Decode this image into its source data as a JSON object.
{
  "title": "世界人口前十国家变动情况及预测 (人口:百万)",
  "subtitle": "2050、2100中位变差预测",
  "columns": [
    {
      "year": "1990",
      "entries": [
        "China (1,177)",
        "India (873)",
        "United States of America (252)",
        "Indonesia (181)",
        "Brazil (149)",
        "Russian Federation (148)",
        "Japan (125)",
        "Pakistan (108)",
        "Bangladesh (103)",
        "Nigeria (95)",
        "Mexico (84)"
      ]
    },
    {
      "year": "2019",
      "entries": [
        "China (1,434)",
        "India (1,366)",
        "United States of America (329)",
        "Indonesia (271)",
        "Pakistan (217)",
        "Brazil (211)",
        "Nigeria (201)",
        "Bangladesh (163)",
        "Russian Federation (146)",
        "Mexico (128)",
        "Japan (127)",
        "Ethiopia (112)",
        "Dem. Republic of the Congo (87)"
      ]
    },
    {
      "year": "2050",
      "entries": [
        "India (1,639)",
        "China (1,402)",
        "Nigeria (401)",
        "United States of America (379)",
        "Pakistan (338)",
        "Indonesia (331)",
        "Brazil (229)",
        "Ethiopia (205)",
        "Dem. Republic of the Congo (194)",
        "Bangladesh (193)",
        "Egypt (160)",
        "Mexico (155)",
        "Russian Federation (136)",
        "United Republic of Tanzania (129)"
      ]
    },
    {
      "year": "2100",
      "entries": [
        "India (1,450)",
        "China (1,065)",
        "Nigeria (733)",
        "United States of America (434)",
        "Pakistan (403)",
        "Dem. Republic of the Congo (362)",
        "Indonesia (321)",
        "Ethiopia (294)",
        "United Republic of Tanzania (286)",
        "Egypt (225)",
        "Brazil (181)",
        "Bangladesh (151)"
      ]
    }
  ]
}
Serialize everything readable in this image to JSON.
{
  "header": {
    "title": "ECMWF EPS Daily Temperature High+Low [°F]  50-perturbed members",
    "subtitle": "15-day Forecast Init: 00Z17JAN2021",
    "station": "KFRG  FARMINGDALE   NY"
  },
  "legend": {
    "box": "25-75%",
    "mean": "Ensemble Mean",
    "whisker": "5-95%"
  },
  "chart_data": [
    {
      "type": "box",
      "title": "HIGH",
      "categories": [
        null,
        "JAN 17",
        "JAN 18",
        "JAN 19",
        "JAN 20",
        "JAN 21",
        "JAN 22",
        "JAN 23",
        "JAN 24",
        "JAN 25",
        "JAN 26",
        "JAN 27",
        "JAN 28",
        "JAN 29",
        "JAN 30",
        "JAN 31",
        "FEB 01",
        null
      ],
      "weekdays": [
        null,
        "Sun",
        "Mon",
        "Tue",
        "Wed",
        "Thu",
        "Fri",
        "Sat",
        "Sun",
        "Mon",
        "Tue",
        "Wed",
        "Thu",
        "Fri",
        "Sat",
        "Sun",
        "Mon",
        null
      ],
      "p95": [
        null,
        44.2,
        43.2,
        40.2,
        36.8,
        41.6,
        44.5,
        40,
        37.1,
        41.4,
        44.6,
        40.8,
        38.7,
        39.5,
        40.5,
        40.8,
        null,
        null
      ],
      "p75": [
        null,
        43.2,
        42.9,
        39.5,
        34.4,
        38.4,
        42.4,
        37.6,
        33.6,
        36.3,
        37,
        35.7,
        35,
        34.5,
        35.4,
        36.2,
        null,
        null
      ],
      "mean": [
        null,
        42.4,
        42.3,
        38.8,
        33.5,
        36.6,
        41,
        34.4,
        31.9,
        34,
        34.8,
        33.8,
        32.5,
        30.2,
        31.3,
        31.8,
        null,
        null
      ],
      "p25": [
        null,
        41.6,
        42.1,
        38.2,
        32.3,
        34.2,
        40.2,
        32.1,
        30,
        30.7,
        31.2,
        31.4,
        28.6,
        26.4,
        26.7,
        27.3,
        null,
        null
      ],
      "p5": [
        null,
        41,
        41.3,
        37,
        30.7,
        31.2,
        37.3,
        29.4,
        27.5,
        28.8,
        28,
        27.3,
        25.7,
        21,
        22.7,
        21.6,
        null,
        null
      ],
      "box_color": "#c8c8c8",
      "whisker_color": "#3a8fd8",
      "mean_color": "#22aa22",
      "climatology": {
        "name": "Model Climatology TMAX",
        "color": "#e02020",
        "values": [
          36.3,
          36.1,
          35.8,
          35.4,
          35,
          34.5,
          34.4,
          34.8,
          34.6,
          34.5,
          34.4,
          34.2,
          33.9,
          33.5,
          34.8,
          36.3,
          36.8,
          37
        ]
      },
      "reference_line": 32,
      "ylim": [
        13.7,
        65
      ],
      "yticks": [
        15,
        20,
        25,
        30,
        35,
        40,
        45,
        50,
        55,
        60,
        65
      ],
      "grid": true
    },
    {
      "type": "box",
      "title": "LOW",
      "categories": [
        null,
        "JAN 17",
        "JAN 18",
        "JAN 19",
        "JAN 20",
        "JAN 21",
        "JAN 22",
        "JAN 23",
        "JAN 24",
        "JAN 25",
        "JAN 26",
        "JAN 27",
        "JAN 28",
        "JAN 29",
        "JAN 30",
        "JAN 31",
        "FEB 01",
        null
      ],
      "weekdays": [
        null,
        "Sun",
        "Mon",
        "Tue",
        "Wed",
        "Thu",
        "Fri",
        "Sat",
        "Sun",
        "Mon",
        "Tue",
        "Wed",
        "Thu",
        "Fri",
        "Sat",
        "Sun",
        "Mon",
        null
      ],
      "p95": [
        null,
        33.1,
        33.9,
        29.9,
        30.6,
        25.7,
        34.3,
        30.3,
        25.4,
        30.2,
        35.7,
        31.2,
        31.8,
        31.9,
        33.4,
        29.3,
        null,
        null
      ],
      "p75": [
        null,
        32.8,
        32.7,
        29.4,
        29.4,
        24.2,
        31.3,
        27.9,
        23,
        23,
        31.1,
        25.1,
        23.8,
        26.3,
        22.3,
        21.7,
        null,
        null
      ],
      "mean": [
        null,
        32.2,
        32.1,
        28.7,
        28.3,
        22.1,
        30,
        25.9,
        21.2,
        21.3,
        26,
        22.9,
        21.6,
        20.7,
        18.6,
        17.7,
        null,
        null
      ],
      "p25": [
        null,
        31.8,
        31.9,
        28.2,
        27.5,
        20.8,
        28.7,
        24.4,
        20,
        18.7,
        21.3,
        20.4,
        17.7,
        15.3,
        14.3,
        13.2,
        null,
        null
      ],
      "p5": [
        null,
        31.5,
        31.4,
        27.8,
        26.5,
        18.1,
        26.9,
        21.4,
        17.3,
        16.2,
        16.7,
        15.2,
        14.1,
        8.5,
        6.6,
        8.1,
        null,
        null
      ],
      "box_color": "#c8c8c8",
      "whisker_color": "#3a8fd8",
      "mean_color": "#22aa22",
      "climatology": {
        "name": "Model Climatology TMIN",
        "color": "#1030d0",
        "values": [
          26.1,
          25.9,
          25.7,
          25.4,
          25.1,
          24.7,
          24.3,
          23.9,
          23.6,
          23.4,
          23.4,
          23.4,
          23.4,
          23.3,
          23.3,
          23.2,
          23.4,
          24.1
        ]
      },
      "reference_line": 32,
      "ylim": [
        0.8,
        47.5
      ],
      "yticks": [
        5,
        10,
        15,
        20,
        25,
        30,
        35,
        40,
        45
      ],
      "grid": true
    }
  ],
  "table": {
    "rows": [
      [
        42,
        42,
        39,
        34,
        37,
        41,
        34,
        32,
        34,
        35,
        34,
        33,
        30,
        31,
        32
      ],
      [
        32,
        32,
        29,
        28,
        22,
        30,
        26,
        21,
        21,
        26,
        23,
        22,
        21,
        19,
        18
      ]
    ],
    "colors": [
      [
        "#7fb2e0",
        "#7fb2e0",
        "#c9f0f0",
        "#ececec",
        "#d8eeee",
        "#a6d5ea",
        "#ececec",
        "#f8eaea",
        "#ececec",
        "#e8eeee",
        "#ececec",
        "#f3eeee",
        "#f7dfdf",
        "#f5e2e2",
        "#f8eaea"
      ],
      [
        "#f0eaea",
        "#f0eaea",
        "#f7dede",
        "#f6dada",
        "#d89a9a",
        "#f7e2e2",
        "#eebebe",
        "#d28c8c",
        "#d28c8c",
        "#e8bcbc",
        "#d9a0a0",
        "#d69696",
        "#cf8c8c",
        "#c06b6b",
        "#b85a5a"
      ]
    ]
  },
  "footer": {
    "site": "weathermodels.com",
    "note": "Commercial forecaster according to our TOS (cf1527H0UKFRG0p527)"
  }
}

• EXERCISE BRIEF:
Go through the material above and count the lines that contain "Russian"; give that number alone.

• ANSWER TO THE PROBLEM:
3